Your task is to reproduce the entries below word for word.

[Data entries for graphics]
----------

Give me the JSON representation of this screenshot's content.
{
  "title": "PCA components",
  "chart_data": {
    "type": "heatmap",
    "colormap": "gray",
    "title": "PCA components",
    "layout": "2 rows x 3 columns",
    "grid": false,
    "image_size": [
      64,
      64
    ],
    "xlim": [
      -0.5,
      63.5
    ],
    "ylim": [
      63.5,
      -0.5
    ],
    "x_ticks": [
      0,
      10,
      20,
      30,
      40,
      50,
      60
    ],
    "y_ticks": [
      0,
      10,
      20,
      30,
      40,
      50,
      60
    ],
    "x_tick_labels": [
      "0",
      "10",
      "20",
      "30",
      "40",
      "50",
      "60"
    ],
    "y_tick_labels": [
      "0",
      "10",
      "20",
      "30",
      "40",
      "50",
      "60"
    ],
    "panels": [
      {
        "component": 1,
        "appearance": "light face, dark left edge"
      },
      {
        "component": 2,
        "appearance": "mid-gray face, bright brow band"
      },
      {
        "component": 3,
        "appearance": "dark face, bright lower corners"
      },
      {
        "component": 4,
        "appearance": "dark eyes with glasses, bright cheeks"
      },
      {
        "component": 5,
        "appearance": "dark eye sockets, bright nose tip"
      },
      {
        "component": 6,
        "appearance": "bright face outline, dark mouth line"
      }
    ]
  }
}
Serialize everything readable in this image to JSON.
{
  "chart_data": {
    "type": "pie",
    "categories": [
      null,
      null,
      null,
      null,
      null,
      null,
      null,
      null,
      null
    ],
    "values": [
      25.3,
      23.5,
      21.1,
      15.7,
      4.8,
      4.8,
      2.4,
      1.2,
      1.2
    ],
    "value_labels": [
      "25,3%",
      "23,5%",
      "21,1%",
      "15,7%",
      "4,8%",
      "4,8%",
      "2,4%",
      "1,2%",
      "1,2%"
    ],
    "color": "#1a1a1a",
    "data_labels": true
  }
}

----------

Output below |
Give me the JSON representation of this screenshot's content.
{
  "title": "PCA components",
  "chart_data": {
    "type": "heatmap",
    "colormap": "gray",
    "title": "PCA components",
    "layout": "2 rows x 3 columns",
    "grid": false,
    "image_size": [
      64,
      64
    ],
    "xlim": [
      -0.5,
      63.5
    ],
    "ylim": [
      63.5,
      -0.5
    ],
    "x_ticks": [
      0,
      10,
      20,
      30,
      40,
      50,
      60
    ],
    "y_ticks": [
      0,
      10,
      20,
      30,
      40,
      50,
      60
    ],
    "x_tick_labels": [
      "0",
      "10",
      "20",
      "30",
      "40",
      "50",
      "60"
    ],
    "y_tick_labels": [
      "0",
      "10",
      "20",
      "30",
      "40",
      "50",
      "60"
    ],
    "panels": [
      {
        "component": 1,
        "appearance": "light face, dark left edge"
      },
      {
        "component": 2,
        "appearance": "mid-gray face, bright brow band"
      },
      {
        "component": 3,
        "appearance": "dark face, bright lower corners"
      },
      {
        "component": 4,
        "appearance": "dark eyes with glasses, bright cheeks"
      },
      {
        "component": 5,
        "appearance": "dark eye sockets, bright nose tip"
      },
      {
        "component": 6,
        "appearance": "bright face outline, dark mouth line"
      }
    ]
  }
}
Serialize everything readable in this image to JSON.
{
  "chart_data": {
    "type": "pie",
    "categories": [
      null,
      null,
      null,
      null,
      null,
      null,
      null,
      null,
      null
    ],
    "values": [
      25.3,
      23.5,
      21.1,
      15.7,
      4.8,
      4.8,
      2.4,
      1.2,
      1.2
    ],
    "value_labels": [
      "25,3%",
      "23,5%",
      "21,1%",
      "15,7%",
      "4,8%",
      "4,8%",
      "2,4%",
      "1,2%",
      "1,2%"
    ],
    "color": "#1a1a1a",
    "data_labels": true
  }
}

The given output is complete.